Your goal: Which lines contain the string "title"? Please list every one of them.

— START OF Provided records —

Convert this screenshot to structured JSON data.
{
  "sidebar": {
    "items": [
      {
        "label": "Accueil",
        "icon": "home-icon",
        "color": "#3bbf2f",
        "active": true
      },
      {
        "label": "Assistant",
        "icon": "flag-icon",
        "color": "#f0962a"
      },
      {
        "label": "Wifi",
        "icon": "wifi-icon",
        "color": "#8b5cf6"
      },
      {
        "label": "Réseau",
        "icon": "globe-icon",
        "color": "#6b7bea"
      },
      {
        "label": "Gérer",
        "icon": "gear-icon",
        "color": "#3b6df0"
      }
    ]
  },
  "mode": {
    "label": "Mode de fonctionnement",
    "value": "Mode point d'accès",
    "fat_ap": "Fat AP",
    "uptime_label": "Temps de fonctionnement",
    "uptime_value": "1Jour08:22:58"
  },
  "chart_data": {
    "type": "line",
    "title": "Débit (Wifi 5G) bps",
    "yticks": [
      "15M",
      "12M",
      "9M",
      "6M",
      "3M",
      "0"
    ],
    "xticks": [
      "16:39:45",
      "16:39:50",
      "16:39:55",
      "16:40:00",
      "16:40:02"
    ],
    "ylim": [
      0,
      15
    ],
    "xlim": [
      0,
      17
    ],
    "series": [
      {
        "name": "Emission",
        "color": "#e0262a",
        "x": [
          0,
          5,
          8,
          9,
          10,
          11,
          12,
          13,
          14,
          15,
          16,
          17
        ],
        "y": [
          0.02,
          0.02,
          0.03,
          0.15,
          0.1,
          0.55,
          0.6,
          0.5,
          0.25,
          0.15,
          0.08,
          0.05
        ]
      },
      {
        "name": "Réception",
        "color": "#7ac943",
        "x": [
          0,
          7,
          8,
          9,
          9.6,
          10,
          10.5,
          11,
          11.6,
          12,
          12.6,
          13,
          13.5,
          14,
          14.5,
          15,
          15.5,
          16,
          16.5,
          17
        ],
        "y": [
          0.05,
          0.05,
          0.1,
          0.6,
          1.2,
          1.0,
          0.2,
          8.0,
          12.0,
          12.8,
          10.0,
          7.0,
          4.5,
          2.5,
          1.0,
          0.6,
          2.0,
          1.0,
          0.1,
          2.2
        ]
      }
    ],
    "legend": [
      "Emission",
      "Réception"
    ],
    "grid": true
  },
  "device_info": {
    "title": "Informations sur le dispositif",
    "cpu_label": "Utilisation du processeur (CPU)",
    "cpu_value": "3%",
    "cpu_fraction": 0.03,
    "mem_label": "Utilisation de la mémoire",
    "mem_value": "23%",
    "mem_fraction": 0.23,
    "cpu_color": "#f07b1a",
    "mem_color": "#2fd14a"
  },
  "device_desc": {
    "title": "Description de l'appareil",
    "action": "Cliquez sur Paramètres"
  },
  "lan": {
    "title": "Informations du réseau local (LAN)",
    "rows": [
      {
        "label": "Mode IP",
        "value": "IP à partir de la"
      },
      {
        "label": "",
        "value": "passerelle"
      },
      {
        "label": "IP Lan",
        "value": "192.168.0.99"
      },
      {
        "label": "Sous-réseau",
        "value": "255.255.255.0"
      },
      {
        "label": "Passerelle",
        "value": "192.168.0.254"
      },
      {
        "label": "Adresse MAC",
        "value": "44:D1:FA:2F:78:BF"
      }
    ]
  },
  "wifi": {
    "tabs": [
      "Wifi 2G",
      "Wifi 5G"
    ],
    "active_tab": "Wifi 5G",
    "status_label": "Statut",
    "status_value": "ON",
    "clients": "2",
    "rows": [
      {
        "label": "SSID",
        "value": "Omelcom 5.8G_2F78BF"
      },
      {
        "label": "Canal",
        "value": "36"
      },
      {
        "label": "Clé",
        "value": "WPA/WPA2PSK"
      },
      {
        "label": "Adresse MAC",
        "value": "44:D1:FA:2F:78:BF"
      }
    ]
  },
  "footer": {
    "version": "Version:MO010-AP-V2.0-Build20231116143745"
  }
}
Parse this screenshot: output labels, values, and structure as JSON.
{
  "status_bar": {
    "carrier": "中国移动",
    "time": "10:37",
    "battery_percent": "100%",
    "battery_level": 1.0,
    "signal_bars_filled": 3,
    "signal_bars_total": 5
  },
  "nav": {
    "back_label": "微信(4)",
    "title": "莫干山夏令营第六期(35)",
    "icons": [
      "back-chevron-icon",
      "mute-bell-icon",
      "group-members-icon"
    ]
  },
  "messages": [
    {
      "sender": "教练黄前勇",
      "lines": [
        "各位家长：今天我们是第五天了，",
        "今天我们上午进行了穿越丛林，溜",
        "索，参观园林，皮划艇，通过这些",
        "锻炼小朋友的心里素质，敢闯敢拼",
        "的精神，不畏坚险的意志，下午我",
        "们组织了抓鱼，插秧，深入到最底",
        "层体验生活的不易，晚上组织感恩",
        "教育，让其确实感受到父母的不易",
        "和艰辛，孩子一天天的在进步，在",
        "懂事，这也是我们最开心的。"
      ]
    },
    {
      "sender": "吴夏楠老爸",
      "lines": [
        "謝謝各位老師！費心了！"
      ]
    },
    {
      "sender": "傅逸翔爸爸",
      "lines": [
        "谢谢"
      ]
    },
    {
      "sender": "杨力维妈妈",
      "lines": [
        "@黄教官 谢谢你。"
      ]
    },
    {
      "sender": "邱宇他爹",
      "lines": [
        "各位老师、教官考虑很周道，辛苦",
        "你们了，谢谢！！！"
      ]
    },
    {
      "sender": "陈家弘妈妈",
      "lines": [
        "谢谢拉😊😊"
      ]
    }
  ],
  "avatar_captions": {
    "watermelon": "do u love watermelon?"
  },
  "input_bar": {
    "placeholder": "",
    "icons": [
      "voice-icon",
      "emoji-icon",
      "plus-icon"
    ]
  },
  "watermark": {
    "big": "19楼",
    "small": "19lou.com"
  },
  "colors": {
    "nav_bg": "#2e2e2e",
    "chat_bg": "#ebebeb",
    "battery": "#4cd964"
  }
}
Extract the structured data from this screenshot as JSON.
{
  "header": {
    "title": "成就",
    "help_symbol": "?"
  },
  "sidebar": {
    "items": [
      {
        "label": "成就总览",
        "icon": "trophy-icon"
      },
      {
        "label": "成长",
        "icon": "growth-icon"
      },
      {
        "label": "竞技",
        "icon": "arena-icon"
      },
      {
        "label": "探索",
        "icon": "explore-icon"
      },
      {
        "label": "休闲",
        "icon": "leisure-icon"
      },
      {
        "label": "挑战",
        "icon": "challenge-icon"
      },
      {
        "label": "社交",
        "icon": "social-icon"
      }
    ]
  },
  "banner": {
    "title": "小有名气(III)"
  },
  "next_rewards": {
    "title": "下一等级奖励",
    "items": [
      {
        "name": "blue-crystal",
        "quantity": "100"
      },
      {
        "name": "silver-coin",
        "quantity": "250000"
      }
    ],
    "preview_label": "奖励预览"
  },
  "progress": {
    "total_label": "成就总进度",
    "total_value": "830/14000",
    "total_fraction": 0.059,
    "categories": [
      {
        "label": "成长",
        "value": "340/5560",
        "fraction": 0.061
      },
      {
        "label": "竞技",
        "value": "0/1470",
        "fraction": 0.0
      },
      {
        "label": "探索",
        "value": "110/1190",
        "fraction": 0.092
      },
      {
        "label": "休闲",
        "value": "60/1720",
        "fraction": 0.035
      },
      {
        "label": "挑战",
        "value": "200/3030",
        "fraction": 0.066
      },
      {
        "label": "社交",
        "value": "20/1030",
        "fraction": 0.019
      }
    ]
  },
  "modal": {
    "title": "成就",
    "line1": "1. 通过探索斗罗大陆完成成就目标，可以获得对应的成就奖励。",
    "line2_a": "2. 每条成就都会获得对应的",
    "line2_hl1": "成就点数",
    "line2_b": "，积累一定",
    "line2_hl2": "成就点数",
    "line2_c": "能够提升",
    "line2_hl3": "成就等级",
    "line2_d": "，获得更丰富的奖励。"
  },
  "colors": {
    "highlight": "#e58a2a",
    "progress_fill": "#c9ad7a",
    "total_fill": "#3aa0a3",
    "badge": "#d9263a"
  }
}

— END OF Provided records —

Completed exercise:
    "title": "Débit (Wifi 5G) bps",
    "title": "Informations sur le dispositif",
    "title": "Description de l'appareil",
    "title": "Informations du réseau local (LAN)",
    "title": "莫干山夏令营第六期(35)",
    "title": "成就",
    "title": "小有名气(III)"
    "title": "下一等级奖励",
    "title": "成就",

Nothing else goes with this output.